The task: Below is a set of records; print all of them exactly as written.

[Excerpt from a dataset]
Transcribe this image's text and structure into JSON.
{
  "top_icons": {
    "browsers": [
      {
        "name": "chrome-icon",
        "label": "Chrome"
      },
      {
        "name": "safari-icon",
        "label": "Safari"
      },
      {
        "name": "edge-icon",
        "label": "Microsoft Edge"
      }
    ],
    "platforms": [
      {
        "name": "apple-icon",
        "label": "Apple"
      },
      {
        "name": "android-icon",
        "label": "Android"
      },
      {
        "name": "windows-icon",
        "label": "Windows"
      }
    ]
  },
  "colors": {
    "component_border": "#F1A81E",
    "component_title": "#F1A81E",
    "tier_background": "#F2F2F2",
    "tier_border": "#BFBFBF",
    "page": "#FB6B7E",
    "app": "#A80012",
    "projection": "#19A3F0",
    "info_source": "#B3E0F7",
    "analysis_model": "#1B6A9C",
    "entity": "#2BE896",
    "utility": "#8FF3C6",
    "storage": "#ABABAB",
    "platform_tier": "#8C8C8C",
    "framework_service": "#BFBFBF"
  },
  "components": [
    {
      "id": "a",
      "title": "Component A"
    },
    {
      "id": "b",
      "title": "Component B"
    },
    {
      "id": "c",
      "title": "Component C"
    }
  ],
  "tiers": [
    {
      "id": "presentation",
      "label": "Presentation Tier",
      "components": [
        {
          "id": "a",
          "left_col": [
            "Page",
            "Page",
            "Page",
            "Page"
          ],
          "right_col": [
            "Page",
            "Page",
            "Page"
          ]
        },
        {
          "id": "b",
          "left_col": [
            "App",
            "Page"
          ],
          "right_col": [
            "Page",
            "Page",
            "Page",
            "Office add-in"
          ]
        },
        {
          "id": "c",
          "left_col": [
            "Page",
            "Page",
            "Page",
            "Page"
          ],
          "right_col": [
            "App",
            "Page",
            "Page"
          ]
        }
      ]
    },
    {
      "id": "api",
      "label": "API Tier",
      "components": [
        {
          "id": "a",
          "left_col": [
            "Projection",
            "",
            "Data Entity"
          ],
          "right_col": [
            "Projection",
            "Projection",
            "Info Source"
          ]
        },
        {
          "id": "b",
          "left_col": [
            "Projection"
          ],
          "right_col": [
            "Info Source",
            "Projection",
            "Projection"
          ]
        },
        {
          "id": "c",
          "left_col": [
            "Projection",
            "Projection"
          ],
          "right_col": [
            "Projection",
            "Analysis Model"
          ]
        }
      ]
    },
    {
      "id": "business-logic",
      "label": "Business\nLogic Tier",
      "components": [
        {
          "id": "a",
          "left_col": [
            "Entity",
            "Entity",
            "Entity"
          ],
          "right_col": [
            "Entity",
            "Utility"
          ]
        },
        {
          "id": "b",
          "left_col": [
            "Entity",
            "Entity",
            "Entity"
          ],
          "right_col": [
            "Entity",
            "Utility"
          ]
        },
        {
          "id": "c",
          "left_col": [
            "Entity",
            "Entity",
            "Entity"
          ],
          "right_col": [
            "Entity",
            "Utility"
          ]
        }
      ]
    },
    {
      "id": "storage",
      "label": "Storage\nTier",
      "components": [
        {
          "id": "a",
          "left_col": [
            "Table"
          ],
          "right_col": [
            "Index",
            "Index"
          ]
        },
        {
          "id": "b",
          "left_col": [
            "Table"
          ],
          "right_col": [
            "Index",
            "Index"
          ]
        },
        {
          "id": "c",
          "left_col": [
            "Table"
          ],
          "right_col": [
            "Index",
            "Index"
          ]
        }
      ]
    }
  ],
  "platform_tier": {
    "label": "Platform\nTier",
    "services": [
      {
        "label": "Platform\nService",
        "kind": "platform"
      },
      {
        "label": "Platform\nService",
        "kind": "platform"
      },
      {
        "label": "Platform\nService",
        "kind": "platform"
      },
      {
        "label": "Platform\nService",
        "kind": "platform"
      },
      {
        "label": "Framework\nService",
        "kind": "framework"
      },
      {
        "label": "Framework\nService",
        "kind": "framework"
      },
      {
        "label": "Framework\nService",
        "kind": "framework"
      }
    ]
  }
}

Exercise output:
Transcribe this image's text and structure into JSON.
{
  "top_icons": {
    "browsers": [
      {
        "name": "chrome-icon",
        "label": "Chrome"
      },
      {
        "name": "safari-icon",
        "label": "Safari"
      },
      {
        "name": "edge-icon",
        "label": "Microsoft Edge"
      }
    ],
    "platforms": [
      {
        "name": "apple-icon",
        "label": "Apple"
      },
      {
        "name": "android-icon",
        "label": "Android"
      },
      {
        "name": "windows-icon",
        "label": "Windows"
      }
    ]
  },
  "colors": {
    "component_border": "#F1A81E",
    "component_title": "#F1A81E",
    "tier_background": "#F2F2F2",
    "tier_border": "#BFBFBF",
    "page": "#FB6B7E",
    "app": "#A80012",
    "projection": "#19A3F0",
    "info_source": "#B3E0F7",
    "analysis_model": "#1B6A9C",
    "entity": "#2BE896",
    "utility": "#8FF3C6",
    "storage": "#ABABAB",
    "platform_tier": "#8C8C8C",
    "framework_service": "#BFBFBF"
  },
  "components": [
    {
      "id": "a",
      "title": "Component A"
    },
    {
      "id": "b",
      "title": "Component B"
    },
    {
      "id": "c",
      "title": "Component C"
    }
  ],
  "tiers": [
    {
      "id": "presentation",
      "label": "Presentation Tier",
      "components": [
        {
          "id": "a",
          "left_col": [
            "Page",
            "Page",
            "Page",
            "Page"
          ],
          "right_col": [
            "Page",
            "Page",
            "Page"
          ]
        },
        {
          "id": "b",
          "left_col": [
            "App",
            "Page"
          ],
          "right_col": [
            "Page",
            "Page",
            "Page",
            "Office add-in"
          ]
        },
        {
          "id": "c",
          "left_col": [
            "Page",
            "Page",
            "Page",
            "Page"
          ],
          "right_col": [
            "App",
            "Page",
            "Page"
          ]
        }
      ]
    },
    {
      "id": "api",
      "label": "API Tier",
      "components": [
        {
          "id": "a",
          "left_col": [
            "Projection",
            "",
            "Data Entity"
          ],
          "right_col": [
            "Projection",
            "Projection",
            "Info Source"
          ]
        },
        {
          "id": "b",
          "left_col": [
            "Projection"
          ],
          "right_col": [
            "Info Source",
            "Projection",
            "Projection"
          ]
        },
        {
          "id": "c",
          "left_col": [
            "Projection",
            "Projection"
          ],
          "right_col": [
            "Projection",
            "Analysis Model"
          ]
        }
      ]
    },
    {
      "id": "business-logic",
      "label": "Business\nLogic Tier",
      "components": [
        {
          "id": "a",
          "left_col": [
            "Entity",
            "Entity",
            "Entity"
          ],
          "right_col": [
            "Entity",
            "Utility"
          ]
        },
        {
          "id": "b",
          "left_col": [
            "Entity",
            "Entity",
            "Entity"
          ],
          "right_col": [
            "Entity",
            "Utility"
          ]
        },
        {
          "id": "c",
          "left_col": [
            "Entity",
            "Entity",
            "Entity"
          ],
          "right_col": [
            "Entity",
            "Utility"
          ]
        }
      ]
    },
    {
      "id": "storage",
      "label": "Storage\nTier",
      "components": [
        {
          "id": "a",
          "left_col": [
            "Table"
          ],
          "right_col": [
            "Index",
            "Index"
          ]
        },
        {
          "id": "b",
          "left_col": [
            "Table"
          ],
          "right_col": [
            "Index",
            "Index"
          ]
        },
        {
          "id": "c",
          "left_col": [
            "Table"
          ],
          "right_col": [
            "Index",
            "Index"
          ]
        }
      ]
    }
  ],
  "platform_tier": {
    "label": "Platform\nTier",
    "services": [
      {
        "label": "Platform\nService",
        "kind": "platform"
      },
      {
        "label": "Platform\nService",
        "kind": "platform"
      },
      {
        "label": "Platform\nService",
        "kind": "platform"
      },
      {
        "label": "Platform\nService",
        "kind": "platform"
      },
      {
        "label": "Framework\nService",
        "kind": "framework"
      },
      {
        "label": "Framework\nService",
        "kind": "framework"
      },
      {
        "label": "Framework\nService",
        "kind": "framework"
      }
    ]
  }
}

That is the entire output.